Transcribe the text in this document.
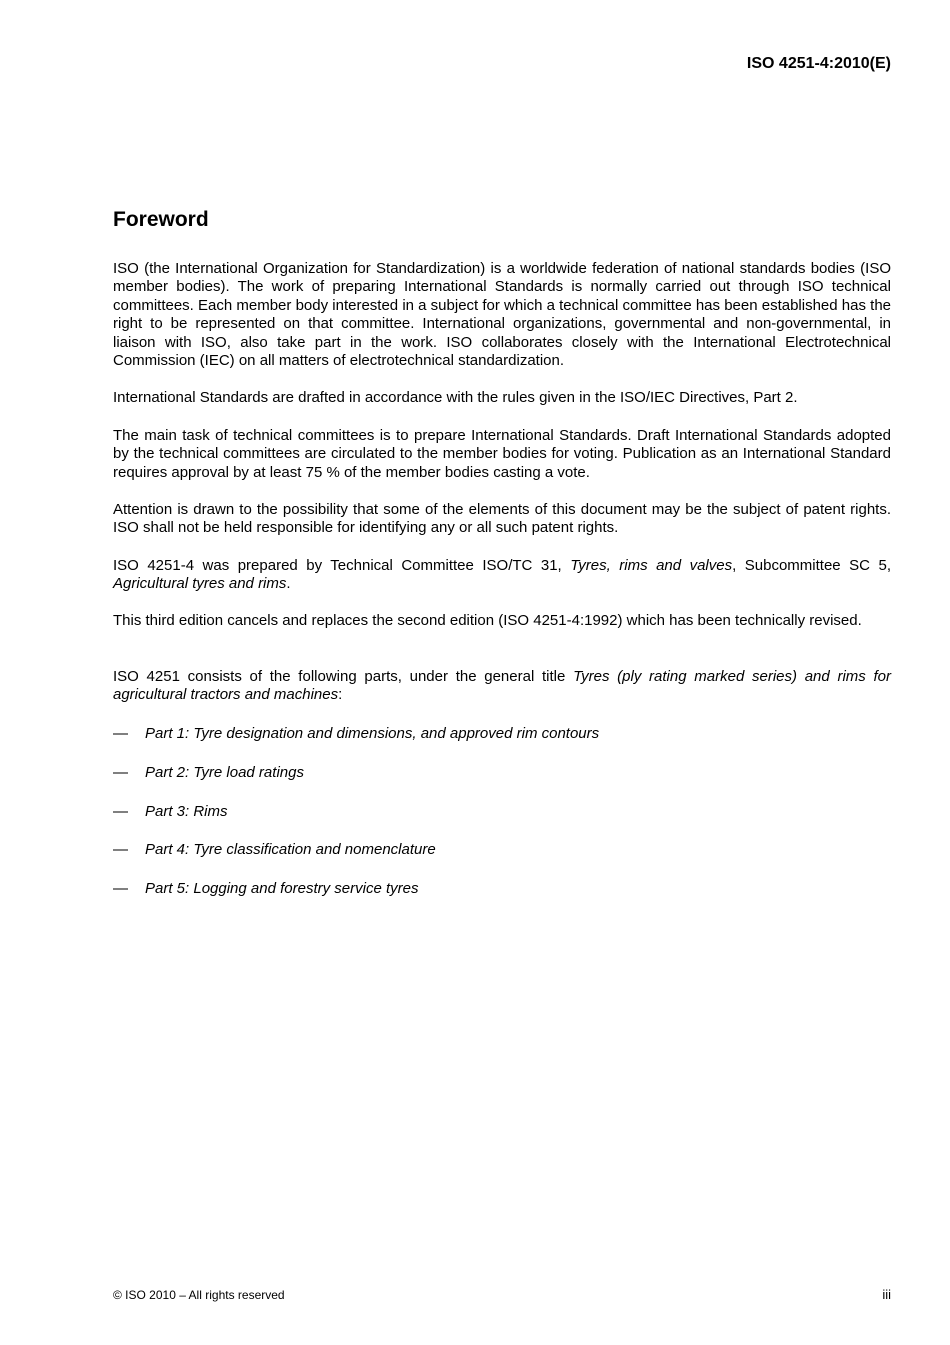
ISO 4251-4:2010(E)
Foreword
ISO (the International Organization for Standardization) is a worldwide federation of national standards bodies (ISO member bodies). The work of preparing International Standards is normally carried out through ISO technical committees. Each member body interested in a subject for which a technical committee has been established has the right to be represented on that committee. International organizations, governmental and non-governmental, in liaison with ISO, also take part in the work. ISO collaborates closely with the International Electrotechnical Commission (IEC) on all matters of electrotechnical standardization.
International Standards are drafted in accordance with the rules given in the ISO/IEC Directives, Part 2.
The main task of technical committees is to prepare International Standards. Draft International Standards adopted by the technical committees are circulated to the member bodies for voting. Publication as an International Standard requires approval by at least 75 % of the member bodies casting a vote.
Attention is drawn to the possibility that some of the elements of this document may be the subject of patent rights. ISO shall not be held responsible for identifying any or all such patent rights.
ISO 4251-4 was prepared by Technical Committee ISO/TC 31, Tyres, rims and valves, Subcommittee SC 5, Agricultural tyres and rims.
This third edition cancels and replaces the second edition (ISO 4251-4:1992) which has been technically revised.
ISO 4251 consists of the following parts, under the general title Tyres (ply rating marked series) and rims for agricultural tractors and machines:
— Part 1: Tyre designation and dimensions, and approved rim contours
— Part 2: Tyre load ratings
— Part 3: Rims
— Part 4: Tyre classification and nomenclature
— Part 5: Logging and forestry service tyres
© ISO 2010 – All rights reserved	iii
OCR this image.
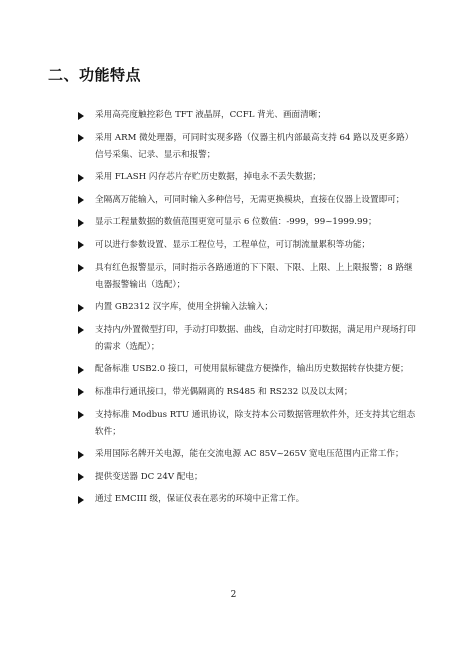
二、功能特点
采用高亮度触控彩色 TFT 液晶屏，CCFL 背光、画面清晰；
采用 ARM 微处理器，可同时实现多路（仪器主机内部最高支持 64 路以及更多路）信号采集、记录、显示和报警；
采用 FLASH 闪存芯片存贮历史数据，掉电永不丢失数据；
全隔离万能输入，可同时输入多种信号，无需更换模块，直接在仪器上设置即可；
显示工程量数据的数值范围更宽可显示 6 位数值：-999，99~1999.99；
可以进行参数设置、显示工程位号，工程单位，可订制流量累积等功能；
具有红色报警显示，同时指示各路通道的下下限、下限、上限、上上限报警；8 路继电器报警输出（选配）；
内置 GB2312 汉字库，使用全拼输入法输入；
支持内/外置微型打印，手动打印数据、曲线，自动定时打印数据，满足用户现场打印的需求（选配）；
配备标准 USB2.0 接口，可使用鼠标键盘方便操作，输出历史数据转存快捷方便；
标准串行通讯接口，带光偶隔离的 RS485 和 RS232 以及以太网；
支持标准 Modbus RTU 通讯协议，除支持本公司数据管理软件外，还支持其它组态软件；
采用国际名牌开关电源，能在交流电源 AC 85V~265V 宽电压范围内正常工作；
提供变送器 DC 24V 配电；
通过 EMCIII 级，保证仪表在恶劣的环境中正常工作。
2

________________________

_Exercise instructions_: All entries must be written out again exactly as given, with no pictures in the copy.

_Answer to the problem_:
Transcribe the text in this document.
ISO 4251-4:2010(E)
Foreword
ISO (the International Organization for Standardization) is a worldwide federation of national standards bodies (ISO member bodies). The work of preparing International Standards is normally carried out through ISO technical committees. Each member body interested in a subject for which a technical committee has been established has the right to be represented on that committee. International organizations, governmental and non-governmental, in liaison with ISO, also take part in the work. ISO collaborates closely with the International Electrotechnical Commission (IEC) on all matters of electrotechnical standardization.
International Standards are drafted in accordance with the rules given in the ISO/IEC Directives, Part 2.
The main task of technical committees is to prepare International Standards. Draft International Standards adopted by the technical committees are circulated to the member bodies for voting. Publication as an International Standard requires approval by at least 75 % of the member bodies casting a vote.
Attention is drawn to the possibility that some of the elements of this document may be the subject of patent rights. ISO shall not be held responsible for identifying any or all such patent rights.
ISO 4251-4 was prepared by Technical Committee ISO/TC 31, Tyres, rims and valves, Subcommittee SC 5, Agricultural tyres and rims.
This third edition cancels and replaces the second edition (ISO 4251-4:1992) which has been technically revised.
ISO 4251 consists of the following parts, under the general title Tyres (ply rating marked series) and rims for agricultural tractors and machines:
— Part 1: Tyre designation and dimensions, and approved rim contours
— Part 2: Tyre load ratings
— Part 3: Rims
— Part 4: Tyre classification and nomenclature
— Part 5: Logging and forestry service tyres
© ISO 2010 – All rights reserved	iii
OCR this image.
二、功能特点
采用高亮度触控彩色 TFT 液晶屏，CCFL 背光、画面清晰；
采用 ARM 微处理器，可同时实现多路（仪器主机内部最高支持 64 路以及更多路）信号采集、记录、显示和报警；
采用 FLASH 闪存芯片存贮历史数据，掉电永不丢失数据；
全隔离万能输入，可同时输入多种信号，无需更换模块，直接在仪器上设置即可；
显示工程量数据的数值范围更宽可显示 6 位数值：-999，99~1999.99；
可以进行参数设置、显示工程位号，工程单位，可订制流量累积等功能；
具有红色报警显示，同时指示各路通道的下下限、下限、上限、上上限报警；8 路继电器报警输出（选配）；
内置 GB2312 汉字库，使用全拼输入法输入；
支持内/外置微型打印，手动打印数据、曲线，自动定时打印数据，满足用户现场打印的需求（选配）；
配备标准 USB2.0 接口，可使用鼠标键盘方便操作，输出历史数据转存快捷方便；
标准串行通讯接口，带光偶隔离的 RS485 和 RS232 以及以太网；
支持标准 Modbus RTU 通讯协议，除支持本公司数据管理软件外，还支持其它组态软件；
采用国际名牌开关电源，能在交流电源 AC 85V~265V 宽电压范围内正常工作；
提供变送器 DC 24V 配电；
通过 EMCIII 级，保证仪表在恶劣的环境中正常工作。
2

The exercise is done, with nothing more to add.